** Start EXCERPTED DATA **

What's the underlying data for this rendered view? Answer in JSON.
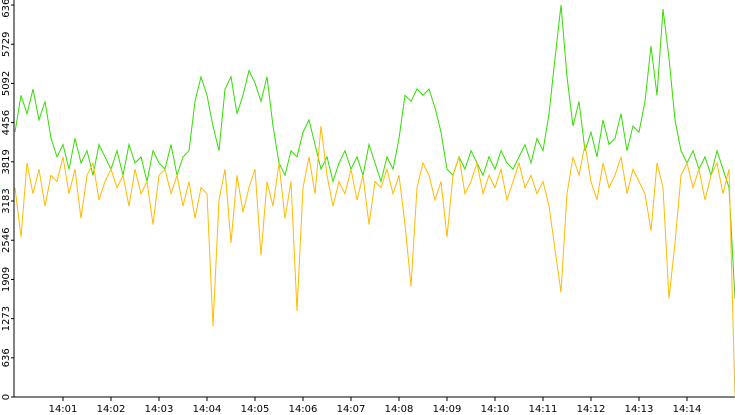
{
  "chart_data": {
    "type": "line",
    "x": [
      0,
      0.125,
      0.25,
      0.375,
      0.5,
      0.625,
      0.75,
      0.875,
      1,
      1.125,
      1.25,
      1.375,
      1.5,
      1.625,
      1.75,
      1.875,
      2,
      2.125,
      2.25,
      2.375,
      2.5,
      2.625,
      2.75,
      2.875,
      3,
      3.125,
      3.25,
      3.375,
      3.5,
      3.625,
      3.75,
      3.875,
      4,
      4.125,
      4.25,
      4.375,
      4.5,
      4.625,
      4.75,
      4.875,
      5,
      5.125,
      5.25,
      5.375,
      5.5,
      5.625,
      5.75,
      5.875,
      6,
      6.125,
      6.25,
      6.375,
      6.5,
      6.625,
      6.75,
      6.875,
      7,
      7.125,
      7.25,
      7.375,
      7.5,
      7.625,
      7.75,
      7.875,
      8,
      8.125,
      8.25,
      8.375,
      8.5,
      8.625,
      8.75,
      8.875,
      9,
      9.125,
      9.25,
      9.375,
      9.5,
      9.625,
      9.75,
      9.875,
      10,
      10.125,
      10.25,
      10.375,
      10.5,
      10.625,
      10.75,
      10.875,
      11,
      11.125,
      11.25,
      11.375,
      11.5,
      11.625,
      11.75,
      11.875,
      12,
      12.125,
      12.25,
      12.375,
      12.5,
      12.625,
      12.75,
      12.875,
      13,
      13.125,
      13.25,
      13.375,
      13.5,
      13.625,
      13.75,
      13.875,
      14,
      14.125,
      14.25,
      14.375,
      14.5,
      14.625,
      14.75,
      14.875,
      15
    ],
    "series": [
      {
        "color": "#33dd00",
        "values": [
          4300,
          4900,
          4600,
          5000,
          4500,
          4800,
          4200,
          3900,
          4100,
          3700,
          4200,
          3800,
          4000,
          3600,
          4100,
          3900,
          3700,
          4000,
          3600,
          4100,
          3800,
          3900,
          3500,
          4000,
          3800,
          3700,
          4100,
          3600,
          3900,
          4000,
          4800,
          5200,
          4900,
          4400,
          4000,
          5000,
          5200,
          4600,
          4900,
          5300,
          5100,
          4800,
          5200,
          4400,
          3800,
          3600,
          4000,
          3900,
          4300,
          4500,
          4100,
          3700,
          3900,
          3500,
          3800,
          4000,
          3700,
          3900,
          3600,
          4100,
          3800,
          3500,
          3900,
          3700,
          4200,
          4900,
          4800,
          5000,
          4900,
          5000,
          4700,
          4300,
          3700,
          3600,
          3900,
          3700,
          4000,
          3800,
          3600,
          3900,
          3700,
          4000,
          3800,
          3700,
          3900,
          4100,
          3800,
          4200,
          4000,
          4600,
          5500,
          6366,
          5200,
          4400,
          4800,
          4000,
          4300,
          3900,
          4500,
          4100,
          4200,
          4600,
          4000,
          4400,
          4300,
          4800,
          5700,
          4900,
          6300,
          5500,
          4500,
          4000,
          3800,
          4000,
          3700,
          3900,
          3600,
          4000,
          3700,
          3400,
          1600
        ]
      },
      {
        "color": "#ffbb00",
        "values": [
          3400,
          2600,
          3800,
          3300,
          3700,
          3100,
          3600,
          3500,
          3900,
          3300,
          3700,
          2900,
          3600,
          3800,
          3200,
          3500,
          3700,
          3400,
          3600,
          3100,
          3700,
          3300,
          3500,
          2800,
          3600,
          3700,
          3300,
          3600,
          3100,
          3500,
          2900,
          3400,
          3300,
          1150,
          3200,
          3700,
          2500,
          3600,
          3000,
          3400,
          3700,
          2300,
          3500,
          3100,
          3800,
          2900,
          3500,
          1400,
          3400,
          3900,
          3300,
          4400,
          3600,
          3100,
          3500,
          3300,
          3700,
          3200,
          3600,
          2800,
          3500,
          3400,
          3700,
          3300,
          3600,
          2800,
          1800,
          3400,
          3800,
          3600,
          3200,
          3500,
          2600,
          3600,
          3900,
          3300,
          3500,
          3800,
          3300,
          3600,
          3400,
          3700,
          3200,
          3500,
          3800,
          3400,
          3600,
          3300,
          3500,
          3100,
          2400,
          1700,
          3300,
          3900,
          3600,
          4100,
          3500,
          3200,
          3800,
          3400,
          3600,
          3900,
          3300,
          3700,
          3500,
          3300,
          2700,
          3800,
          3400,
          1600,
          2500,
          3600,
          3800,
          3400,
          3700,
          3200,
          3600,
          3800,
          3300,
          3700,
          0
        ]
      }
    ],
    "xlim": [
      0,
      15
    ],
    "xticks": [
      {
        "value": 1,
        "label": "14:01"
      },
      {
        "value": 2,
        "label": "14:02"
      },
      {
        "value": 3,
        "label": "14:03"
      },
      {
        "value": 4,
        "label": "14:04"
      },
      {
        "value": 5,
        "label": "14:05"
      },
      {
        "value": 6,
        "label": "14:06"
      },
      {
        "value": 7,
        "label": "14:07"
      },
      {
        "value": 8,
        "label": "14:08"
      },
      {
        "value": 9,
        "label": "14:09"
      },
      {
        "value": 10,
        "label": "14:10"
      },
      {
        "value": 11,
        "label": "14:11"
      },
      {
        "value": 12,
        "label": "14:12"
      },
      {
        "value": 13,
        "label": "14:13"
      },
      {
        "value": 14,
        "label": "14:14"
      }
    ],
    "ylim": [
      0,
      6366
    ],
    "yticks": [
      0,
      636,
      1273,
      1909,
      2546,
      3183,
      3819,
      4456,
      5092,
      5729,
      6366
    ]
  }
}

** End EXCERPTED DATA **

AIM: The material above holds pictures; copy everything else in it exactly.

RIGHT ANSWER:
What's the underlying data for this rendered view? Answer in JSON.
{
  "chart_data": {
    "type": "line",
    "x": [
      0,
      0.125,
      0.25,
      0.375,
      0.5,
      0.625,
      0.75,
      0.875,
      1,
      1.125,
      1.25,
      1.375,
      1.5,
      1.625,
      1.75,
      1.875,
      2,
      2.125,
      2.25,
      2.375,
      2.5,
      2.625,
      2.75,
      2.875,
      3,
      3.125,
      3.25,
      3.375,
      3.5,
      3.625,
      3.75,
      3.875,
      4,
      4.125,
      4.25,
      4.375,
      4.5,
      4.625,
      4.75,
      4.875,
      5,
      5.125,
      5.25,
      5.375,
      5.5,
      5.625,
      5.75,
      5.875,
      6,
      6.125,
      6.25,
      6.375,
      6.5,
      6.625,
      6.75,
      6.875,
      7,
      7.125,
      7.25,
      7.375,
      7.5,
      7.625,
      7.75,
      7.875,
      8,
      8.125,
      8.25,
      8.375,
      8.5,
      8.625,
      8.75,
      8.875,
      9,
      9.125,
      9.25,
      9.375,
      9.5,
      9.625,
      9.75,
      9.875,
      10,
      10.125,
      10.25,
      10.375,
      10.5,
      10.625,
      10.75,
      10.875,
      11,
      11.125,
      11.25,
      11.375,
      11.5,
      11.625,
      11.75,
      11.875,
      12,
      12.125,
      12.25,
      12.375,
      12.5,
      12.625,
      12.75,
      12.875,
      13,
      13.125,
      13.25,
      13.375,
      13.5,
      13.625,
      13.75,
      13.875,
      14,
      14.125,
      14.25,
      14.375,
      14.5,
      14.625,
      14.75,
      14.875,
      15
    ],
    "series": [
      {
        "color": "#33dd00",
        "values": [
          4300,
          4900,
          4600,
          5000,
          4500,
          4800,
          4200,
          3900,
          4100,
          3700,
          4200,
          3800,
          4000,
          3600,
          4100,
          3900,
          3700,
          4000,
          3600,
          4100,
          3800,
          3900,
          3500,
          4000,
          3800,
          3700,
          4100,
          3600,
          3900,
          4000,
          4800,
          5200,
          4900,
          4400,
          4000,
          5000,
          5200,
          4600,
          4900,
          5300,
          5100,
          4800,
          5200,
          4400,
          3800,
          3600,
          4000,
          3900,
          4300,
          4500,
          4100,
          3700,
          3900,
          3500,
          3800,
          4000,
          3700,
          3900,
          3600,
          4100,
          3800,
          3500,
          3900,
          3700,
          4200,
          4900,
          4800,
          5000,
          4900,
          5000,
          4700,
          4300,
          3700,
          3600,
          3900,
          3700,
          4000,
          3800,
          3600,
          3900,
          3700,
          4000,
          3800,
          3700,
          3900,
          4100,
          3800,
          4200,
          4000,
          4600,
          5500,
          6366,
          5200,
          4400,
          4800,
          4000,
          4300,
          3900,
          4500,
          4100,
          4200,
          4600,
          4000,
          4400,
          4300,
          4800,
          5700,
          4900,
          6300,
          5500,
          4500,
          4000,
          3800,
          4000,
          3700,
          3900,
          3600,
          4000,
          3700,
          3400,
          1600
        ]
      },
      {
        "color": "#ffbb00",
        "values": [
          3400,
          2600,
          3800,
          3300,
          3700,
          3100,
          3600,
          3500,
          3900,
          3300,
          3700,
          2900,
          3600,
          3800,
          3200,
          3500,
          3700,
          3400,
          3600,
          3100,
          3700,
          3300,
          3500,
          2800,
          3600,
          3700,
          3300,
          3600,
          3100,
          3500,
          2900,
          3400,
          3300,
          1150,
          3200,
          3700,
          2500,
          3600,
          3000,
          3400,
          3700,
          2300,
          3500,
          3100,
          3800,
          2900,
          3500,
          1400,
          3400,
          3900,
          3300,
          4400,
          3600,
          3100,
          3500,
          3300,
          3700,
          3200,
          3600,
          2800,
          3500,
          3400,
          3700,
          3300,
          3600,
          2800,
          1800,
          3400,
          3800,
          3600,
          3200,
          3500,
          2600,
          3600,
          3900,
          3300,
          3500,
          3800,
          3300,
          3600,
          3400,
          3700,
          3200,
          3500,
          3800,
          3400,
          3600,
          3300,
          3500,
          3100,
          2400,
          1700,
          3300,
          3900,
          3600,
          4100,
          3500,
          3200,
          3800,
          3400,
          3600,
          3900,
          3300,
          3700,
          3500,
          3300,
          2700,
          3800,
          3400,
          1600,
          2500,
          3600,
          3800,
          3400,
          3700,
          3200,
          3600,
          3800,
          3300,
          3700,
          0
        ]
      }
    ],
    "xlim": [
      0,
      15
    ],
    "xticks": [
      {
        "value": 1,
        "label": "14:01"
      },
      {
        "value": 2,
        "label": "14:02"
      },
      {
        "value": 3,
        "label": "14:03"
      },
      {
        "value": 4,
        "label": "14:04"
      },
      {
        "value": 5,
        "label": "14:05"
      },
      {
        "value": 6,
        "label": "14:06"
      },
      {
        "value": 7,
        "label": "14:07"
      },
      {
        "value": 8,
        "label": "14:08"
      },
      {
        "value": 9,
        "label": "14:09"
      },
      {
        "value": 10,
        "label": "14:10"
      },
      {
        "value": 11,
        "label": "14:11"
      },
      {
        "value": 12,
        "label": "14:12"
      },
      {
        "value": 13,
        "label": "14:13"
      },
      {
        "value": 14,
        "label": "14:14"
      }
    ],
    "ylim": [
      0,
      6366
    ],
    "yticks": [
      0,
      636,
      1273,
      1909,
      2546,
      3183,
      3819,
      4456,
      5092,
      5729,
      6366
    ]
  }
}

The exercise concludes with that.